Stated problem =
Find how many lines contain "color" and state only that number.

Listed entries =
+ + +
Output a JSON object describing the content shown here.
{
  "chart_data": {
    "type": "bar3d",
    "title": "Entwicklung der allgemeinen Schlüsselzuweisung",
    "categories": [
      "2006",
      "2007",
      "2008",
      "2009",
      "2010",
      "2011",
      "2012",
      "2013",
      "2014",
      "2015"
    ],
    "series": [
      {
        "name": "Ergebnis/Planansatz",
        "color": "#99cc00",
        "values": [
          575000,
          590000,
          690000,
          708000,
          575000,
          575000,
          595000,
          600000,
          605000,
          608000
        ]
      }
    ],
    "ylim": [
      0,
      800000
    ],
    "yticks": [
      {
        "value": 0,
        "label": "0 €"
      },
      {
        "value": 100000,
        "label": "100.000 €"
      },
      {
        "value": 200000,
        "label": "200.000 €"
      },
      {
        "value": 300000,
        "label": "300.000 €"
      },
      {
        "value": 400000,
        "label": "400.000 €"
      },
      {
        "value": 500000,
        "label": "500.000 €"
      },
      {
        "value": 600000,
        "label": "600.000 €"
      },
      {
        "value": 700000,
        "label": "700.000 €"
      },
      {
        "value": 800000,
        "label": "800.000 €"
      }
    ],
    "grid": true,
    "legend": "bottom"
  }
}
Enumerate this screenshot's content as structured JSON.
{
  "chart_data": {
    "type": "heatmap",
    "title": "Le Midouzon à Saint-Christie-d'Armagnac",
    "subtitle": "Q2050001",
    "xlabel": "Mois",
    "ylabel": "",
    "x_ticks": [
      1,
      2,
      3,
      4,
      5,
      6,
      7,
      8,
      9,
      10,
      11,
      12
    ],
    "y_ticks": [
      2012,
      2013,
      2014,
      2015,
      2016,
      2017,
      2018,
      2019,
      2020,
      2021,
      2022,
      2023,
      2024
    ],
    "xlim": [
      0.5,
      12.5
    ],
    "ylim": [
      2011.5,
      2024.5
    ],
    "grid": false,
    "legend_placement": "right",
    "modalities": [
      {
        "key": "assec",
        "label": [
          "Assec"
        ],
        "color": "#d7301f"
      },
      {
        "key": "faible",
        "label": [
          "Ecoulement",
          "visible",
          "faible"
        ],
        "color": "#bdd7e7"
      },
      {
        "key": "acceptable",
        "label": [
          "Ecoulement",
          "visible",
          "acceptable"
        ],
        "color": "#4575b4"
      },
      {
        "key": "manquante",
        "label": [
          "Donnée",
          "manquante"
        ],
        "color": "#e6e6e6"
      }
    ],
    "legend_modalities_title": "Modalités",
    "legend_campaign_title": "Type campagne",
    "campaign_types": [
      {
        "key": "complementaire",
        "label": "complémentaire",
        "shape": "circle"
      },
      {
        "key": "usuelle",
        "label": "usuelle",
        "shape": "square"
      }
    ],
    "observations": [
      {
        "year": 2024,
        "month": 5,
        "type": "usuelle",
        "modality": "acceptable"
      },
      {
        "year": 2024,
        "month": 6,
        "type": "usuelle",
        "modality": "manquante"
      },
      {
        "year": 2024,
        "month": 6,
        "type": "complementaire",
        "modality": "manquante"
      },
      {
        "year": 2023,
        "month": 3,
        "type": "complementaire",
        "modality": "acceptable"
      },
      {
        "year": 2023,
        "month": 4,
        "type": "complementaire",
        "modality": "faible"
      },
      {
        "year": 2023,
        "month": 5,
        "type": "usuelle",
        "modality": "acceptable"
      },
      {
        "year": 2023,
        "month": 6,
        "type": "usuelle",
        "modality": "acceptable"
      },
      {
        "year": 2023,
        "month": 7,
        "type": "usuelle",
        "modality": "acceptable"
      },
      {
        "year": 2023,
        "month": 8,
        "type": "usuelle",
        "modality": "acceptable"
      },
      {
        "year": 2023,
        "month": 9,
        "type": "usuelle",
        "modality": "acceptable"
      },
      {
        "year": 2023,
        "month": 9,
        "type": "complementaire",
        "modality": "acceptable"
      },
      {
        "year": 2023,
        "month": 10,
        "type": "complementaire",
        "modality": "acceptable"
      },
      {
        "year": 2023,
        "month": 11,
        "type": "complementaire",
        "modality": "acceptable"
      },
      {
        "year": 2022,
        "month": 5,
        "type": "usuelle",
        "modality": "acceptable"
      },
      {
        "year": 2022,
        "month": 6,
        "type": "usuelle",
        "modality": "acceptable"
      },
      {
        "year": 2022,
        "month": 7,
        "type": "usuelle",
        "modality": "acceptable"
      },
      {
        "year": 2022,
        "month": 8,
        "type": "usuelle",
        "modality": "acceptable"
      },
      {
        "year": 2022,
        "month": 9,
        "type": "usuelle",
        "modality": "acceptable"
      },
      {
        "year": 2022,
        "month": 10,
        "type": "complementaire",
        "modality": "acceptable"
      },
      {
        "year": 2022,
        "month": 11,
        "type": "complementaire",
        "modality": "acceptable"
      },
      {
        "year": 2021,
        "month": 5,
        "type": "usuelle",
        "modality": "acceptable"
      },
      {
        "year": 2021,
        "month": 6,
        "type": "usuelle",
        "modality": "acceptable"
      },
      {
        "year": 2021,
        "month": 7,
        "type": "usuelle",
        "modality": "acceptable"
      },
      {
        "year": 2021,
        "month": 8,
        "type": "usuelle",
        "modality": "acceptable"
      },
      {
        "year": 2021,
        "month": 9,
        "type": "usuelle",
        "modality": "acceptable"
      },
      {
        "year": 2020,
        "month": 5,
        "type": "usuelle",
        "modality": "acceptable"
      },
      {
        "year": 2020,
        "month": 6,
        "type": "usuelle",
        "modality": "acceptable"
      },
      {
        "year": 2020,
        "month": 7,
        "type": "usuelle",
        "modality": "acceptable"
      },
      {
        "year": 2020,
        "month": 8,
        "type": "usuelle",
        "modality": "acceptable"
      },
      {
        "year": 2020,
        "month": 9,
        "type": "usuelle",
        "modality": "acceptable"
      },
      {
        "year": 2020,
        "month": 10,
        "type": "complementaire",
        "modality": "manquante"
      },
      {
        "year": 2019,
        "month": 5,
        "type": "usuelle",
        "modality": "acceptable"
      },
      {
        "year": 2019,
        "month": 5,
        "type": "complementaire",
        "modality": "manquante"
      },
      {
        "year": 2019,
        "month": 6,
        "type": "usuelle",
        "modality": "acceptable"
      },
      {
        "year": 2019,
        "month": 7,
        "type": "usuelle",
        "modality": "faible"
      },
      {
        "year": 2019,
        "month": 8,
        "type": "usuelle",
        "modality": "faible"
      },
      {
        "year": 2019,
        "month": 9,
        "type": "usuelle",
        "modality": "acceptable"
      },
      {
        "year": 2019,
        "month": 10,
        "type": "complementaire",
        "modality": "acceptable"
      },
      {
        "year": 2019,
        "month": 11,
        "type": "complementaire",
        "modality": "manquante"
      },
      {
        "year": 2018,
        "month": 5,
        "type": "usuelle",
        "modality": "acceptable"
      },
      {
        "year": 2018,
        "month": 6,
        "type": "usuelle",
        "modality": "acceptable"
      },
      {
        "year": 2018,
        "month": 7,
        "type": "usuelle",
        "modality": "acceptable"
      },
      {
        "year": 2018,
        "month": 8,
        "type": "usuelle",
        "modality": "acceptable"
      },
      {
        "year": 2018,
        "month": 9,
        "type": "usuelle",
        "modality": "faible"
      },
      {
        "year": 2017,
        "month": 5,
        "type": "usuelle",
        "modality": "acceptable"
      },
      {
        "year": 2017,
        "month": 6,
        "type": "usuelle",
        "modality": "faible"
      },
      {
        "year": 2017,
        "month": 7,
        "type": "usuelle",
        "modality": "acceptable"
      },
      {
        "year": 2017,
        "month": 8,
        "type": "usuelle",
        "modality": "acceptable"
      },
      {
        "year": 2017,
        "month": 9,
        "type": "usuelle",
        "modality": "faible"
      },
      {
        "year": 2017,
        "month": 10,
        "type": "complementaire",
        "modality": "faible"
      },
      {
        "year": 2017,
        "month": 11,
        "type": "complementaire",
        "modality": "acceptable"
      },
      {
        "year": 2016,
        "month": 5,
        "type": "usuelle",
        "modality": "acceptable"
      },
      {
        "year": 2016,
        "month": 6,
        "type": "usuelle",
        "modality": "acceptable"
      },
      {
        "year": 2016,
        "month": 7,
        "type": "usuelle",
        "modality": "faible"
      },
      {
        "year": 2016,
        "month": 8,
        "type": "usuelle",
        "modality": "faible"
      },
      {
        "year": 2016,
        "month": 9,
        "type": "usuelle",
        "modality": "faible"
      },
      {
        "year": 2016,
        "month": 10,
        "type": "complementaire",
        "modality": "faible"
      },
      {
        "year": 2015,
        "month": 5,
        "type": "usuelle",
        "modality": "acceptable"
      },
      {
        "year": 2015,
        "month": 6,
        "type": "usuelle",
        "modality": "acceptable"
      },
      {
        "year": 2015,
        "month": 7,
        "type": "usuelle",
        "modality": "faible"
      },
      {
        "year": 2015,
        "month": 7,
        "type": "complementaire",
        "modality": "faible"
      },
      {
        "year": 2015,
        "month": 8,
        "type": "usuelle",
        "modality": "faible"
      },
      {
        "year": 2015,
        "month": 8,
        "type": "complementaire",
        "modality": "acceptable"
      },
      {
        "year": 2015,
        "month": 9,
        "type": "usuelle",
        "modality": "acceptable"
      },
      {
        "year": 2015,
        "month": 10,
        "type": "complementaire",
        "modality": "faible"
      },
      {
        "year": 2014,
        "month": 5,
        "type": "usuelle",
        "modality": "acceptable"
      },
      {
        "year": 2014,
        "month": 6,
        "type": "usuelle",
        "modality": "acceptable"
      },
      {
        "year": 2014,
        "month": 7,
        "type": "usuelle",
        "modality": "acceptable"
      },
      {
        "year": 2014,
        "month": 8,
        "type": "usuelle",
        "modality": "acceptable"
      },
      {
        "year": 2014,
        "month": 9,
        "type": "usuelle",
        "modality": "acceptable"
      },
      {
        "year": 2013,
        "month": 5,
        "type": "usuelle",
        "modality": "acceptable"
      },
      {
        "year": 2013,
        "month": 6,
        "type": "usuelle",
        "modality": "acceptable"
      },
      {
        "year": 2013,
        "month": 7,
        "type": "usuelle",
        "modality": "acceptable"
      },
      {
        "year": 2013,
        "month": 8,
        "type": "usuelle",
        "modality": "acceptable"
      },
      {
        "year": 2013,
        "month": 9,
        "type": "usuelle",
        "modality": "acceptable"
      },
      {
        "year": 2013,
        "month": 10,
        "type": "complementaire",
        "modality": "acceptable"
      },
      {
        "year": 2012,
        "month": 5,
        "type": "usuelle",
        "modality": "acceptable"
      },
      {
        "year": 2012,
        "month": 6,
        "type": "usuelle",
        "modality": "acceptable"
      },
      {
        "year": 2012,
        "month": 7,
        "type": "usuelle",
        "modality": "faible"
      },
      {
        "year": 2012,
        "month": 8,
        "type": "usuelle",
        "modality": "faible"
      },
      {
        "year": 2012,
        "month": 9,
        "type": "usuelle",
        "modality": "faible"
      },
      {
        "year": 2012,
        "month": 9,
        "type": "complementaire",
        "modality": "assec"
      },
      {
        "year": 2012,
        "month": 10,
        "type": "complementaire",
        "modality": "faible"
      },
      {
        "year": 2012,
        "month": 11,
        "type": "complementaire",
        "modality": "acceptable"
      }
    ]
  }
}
+ + +
Right answer =
5